* [Provided data]

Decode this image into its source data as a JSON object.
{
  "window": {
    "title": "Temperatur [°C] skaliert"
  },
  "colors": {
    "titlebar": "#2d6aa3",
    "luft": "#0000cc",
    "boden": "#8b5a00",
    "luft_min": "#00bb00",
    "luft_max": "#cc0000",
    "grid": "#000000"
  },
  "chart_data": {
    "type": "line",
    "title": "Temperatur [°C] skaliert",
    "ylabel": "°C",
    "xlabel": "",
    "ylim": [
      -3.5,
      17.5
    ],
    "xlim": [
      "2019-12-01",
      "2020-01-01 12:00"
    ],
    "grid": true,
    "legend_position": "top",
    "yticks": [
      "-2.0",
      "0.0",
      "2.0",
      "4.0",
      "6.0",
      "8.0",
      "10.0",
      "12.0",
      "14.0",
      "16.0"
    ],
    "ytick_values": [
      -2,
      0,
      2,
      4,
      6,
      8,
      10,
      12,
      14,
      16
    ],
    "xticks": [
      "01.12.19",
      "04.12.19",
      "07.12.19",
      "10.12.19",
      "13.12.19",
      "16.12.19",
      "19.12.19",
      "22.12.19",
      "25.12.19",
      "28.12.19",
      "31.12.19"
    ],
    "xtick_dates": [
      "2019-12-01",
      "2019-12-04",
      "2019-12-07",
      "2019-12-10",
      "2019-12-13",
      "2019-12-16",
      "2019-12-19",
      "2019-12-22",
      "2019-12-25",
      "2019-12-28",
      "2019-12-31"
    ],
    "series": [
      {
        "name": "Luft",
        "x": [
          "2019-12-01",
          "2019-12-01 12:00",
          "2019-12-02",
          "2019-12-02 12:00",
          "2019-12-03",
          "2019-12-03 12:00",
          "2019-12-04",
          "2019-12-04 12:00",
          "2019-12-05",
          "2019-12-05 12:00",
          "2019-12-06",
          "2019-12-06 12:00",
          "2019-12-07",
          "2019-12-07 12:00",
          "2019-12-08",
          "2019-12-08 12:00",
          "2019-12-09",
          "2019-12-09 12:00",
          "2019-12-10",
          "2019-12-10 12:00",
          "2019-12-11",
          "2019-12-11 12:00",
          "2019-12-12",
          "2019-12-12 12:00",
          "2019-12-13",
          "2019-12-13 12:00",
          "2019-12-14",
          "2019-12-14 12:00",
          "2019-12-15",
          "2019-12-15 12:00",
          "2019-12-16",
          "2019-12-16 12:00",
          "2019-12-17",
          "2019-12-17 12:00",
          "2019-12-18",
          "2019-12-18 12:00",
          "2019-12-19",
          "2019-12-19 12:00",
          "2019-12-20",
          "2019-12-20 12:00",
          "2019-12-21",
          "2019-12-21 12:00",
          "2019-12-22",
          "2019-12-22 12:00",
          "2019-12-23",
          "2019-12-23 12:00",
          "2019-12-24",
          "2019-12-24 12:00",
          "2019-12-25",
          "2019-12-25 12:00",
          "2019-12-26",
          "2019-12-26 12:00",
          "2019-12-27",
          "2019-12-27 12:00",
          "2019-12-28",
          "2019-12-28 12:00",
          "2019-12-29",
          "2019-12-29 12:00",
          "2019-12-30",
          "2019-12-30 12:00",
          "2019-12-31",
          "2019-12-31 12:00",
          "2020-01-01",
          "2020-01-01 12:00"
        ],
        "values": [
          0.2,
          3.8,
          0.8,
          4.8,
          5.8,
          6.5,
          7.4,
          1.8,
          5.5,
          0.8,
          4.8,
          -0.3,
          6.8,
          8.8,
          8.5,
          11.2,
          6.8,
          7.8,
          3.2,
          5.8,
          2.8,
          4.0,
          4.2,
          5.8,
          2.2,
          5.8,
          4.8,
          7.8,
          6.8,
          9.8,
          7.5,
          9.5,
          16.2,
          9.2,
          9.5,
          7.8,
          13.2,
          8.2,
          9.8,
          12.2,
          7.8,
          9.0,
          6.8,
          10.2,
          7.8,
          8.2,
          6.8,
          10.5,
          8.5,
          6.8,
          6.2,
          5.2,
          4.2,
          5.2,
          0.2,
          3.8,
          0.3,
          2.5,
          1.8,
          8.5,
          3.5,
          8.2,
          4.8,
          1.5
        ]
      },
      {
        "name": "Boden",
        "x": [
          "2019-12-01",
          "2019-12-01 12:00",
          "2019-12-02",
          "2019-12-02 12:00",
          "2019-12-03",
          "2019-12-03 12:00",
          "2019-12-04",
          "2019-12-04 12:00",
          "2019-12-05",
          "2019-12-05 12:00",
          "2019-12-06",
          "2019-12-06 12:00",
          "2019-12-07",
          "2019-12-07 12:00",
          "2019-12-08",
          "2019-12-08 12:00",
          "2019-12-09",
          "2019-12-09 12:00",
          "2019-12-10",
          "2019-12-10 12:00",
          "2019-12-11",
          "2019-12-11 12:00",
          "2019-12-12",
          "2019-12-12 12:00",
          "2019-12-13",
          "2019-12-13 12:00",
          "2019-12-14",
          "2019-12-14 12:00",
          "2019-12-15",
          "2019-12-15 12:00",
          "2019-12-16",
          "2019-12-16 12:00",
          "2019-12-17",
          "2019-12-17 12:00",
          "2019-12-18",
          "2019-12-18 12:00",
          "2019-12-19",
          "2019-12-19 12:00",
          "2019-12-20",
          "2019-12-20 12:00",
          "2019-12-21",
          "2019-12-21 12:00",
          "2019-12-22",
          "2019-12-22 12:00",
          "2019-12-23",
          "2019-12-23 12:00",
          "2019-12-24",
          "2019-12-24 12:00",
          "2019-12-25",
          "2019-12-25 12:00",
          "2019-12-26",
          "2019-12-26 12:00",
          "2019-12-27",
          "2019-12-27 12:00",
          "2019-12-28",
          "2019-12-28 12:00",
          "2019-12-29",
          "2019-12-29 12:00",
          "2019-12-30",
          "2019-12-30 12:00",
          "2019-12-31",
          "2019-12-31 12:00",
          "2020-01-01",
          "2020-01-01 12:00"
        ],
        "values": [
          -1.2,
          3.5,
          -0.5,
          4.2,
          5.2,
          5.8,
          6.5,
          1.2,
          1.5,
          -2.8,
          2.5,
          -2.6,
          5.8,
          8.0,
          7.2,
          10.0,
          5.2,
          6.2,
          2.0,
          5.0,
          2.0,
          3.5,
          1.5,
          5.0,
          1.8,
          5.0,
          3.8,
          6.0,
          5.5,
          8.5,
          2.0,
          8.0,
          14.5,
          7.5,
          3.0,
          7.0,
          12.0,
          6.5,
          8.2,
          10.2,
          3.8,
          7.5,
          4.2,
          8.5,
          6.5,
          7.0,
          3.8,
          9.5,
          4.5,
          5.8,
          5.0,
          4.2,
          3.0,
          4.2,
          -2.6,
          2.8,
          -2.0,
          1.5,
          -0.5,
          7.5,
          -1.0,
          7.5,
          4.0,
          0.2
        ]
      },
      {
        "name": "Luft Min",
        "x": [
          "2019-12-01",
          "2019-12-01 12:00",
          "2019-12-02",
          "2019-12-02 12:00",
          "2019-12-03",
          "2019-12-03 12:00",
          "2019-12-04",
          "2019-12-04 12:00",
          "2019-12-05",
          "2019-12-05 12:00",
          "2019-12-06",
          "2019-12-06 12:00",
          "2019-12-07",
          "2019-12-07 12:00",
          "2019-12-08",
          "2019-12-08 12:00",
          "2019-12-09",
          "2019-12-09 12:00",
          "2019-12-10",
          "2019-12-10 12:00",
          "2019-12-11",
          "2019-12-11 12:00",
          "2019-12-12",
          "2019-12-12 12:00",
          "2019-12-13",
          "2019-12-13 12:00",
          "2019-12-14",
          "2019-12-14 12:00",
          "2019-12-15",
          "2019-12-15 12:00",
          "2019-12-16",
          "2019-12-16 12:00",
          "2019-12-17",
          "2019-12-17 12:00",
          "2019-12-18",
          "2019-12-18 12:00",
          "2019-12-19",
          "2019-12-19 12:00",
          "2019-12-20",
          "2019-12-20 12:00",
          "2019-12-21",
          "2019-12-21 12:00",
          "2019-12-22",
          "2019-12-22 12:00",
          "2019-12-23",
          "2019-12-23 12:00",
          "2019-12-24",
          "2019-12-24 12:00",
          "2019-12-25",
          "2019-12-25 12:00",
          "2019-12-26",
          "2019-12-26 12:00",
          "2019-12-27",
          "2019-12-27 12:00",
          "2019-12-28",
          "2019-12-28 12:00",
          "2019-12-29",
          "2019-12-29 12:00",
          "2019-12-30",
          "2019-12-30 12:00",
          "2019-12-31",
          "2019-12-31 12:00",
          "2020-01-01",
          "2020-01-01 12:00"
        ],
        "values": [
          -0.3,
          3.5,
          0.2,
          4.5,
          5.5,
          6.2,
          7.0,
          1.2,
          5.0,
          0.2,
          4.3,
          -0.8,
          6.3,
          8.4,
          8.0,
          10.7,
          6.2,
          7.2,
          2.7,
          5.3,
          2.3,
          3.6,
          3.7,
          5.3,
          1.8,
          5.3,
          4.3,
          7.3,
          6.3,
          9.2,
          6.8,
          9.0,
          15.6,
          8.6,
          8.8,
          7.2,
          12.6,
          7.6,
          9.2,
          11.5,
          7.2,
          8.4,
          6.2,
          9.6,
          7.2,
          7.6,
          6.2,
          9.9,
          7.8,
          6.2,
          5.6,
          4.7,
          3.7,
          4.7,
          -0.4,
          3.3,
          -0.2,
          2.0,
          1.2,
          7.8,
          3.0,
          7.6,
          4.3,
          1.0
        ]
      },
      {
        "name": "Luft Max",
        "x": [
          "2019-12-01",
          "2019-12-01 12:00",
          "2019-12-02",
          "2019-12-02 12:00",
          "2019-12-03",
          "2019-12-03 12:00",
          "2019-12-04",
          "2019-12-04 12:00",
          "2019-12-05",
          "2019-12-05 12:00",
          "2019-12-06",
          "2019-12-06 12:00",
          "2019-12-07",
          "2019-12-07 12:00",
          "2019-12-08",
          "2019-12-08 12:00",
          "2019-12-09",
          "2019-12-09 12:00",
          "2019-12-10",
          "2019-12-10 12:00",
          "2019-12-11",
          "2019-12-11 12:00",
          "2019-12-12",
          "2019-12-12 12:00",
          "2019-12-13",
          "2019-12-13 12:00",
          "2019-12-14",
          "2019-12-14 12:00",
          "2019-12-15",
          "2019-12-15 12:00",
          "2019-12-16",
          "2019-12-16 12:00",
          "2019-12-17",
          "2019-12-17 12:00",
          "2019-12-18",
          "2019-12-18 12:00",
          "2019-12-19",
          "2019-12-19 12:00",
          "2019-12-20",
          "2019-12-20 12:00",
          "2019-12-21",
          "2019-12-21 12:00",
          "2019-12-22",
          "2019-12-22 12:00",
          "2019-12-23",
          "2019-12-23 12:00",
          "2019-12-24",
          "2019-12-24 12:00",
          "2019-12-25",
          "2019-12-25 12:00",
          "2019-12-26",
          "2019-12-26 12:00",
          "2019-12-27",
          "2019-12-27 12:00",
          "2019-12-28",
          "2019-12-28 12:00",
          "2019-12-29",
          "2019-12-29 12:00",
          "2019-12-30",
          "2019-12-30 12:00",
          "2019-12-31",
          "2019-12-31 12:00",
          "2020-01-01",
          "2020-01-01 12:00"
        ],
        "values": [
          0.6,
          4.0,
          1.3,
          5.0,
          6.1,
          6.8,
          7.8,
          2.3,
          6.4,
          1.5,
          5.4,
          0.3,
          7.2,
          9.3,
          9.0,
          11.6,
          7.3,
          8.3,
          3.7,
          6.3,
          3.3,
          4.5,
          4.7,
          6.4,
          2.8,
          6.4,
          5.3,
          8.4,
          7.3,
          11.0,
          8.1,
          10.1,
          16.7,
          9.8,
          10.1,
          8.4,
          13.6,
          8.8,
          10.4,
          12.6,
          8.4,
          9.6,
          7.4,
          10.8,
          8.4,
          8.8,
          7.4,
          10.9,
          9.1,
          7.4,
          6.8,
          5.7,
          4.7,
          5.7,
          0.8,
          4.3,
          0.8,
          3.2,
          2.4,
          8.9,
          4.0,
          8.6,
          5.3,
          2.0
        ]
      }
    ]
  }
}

* [Task prompt] Sift through the entries and copy every line with "skaliert".

* [Response to the task]
    "title": "Temperatur [°C] skaliert"
    "title": "Temperatur [°C] skaliert",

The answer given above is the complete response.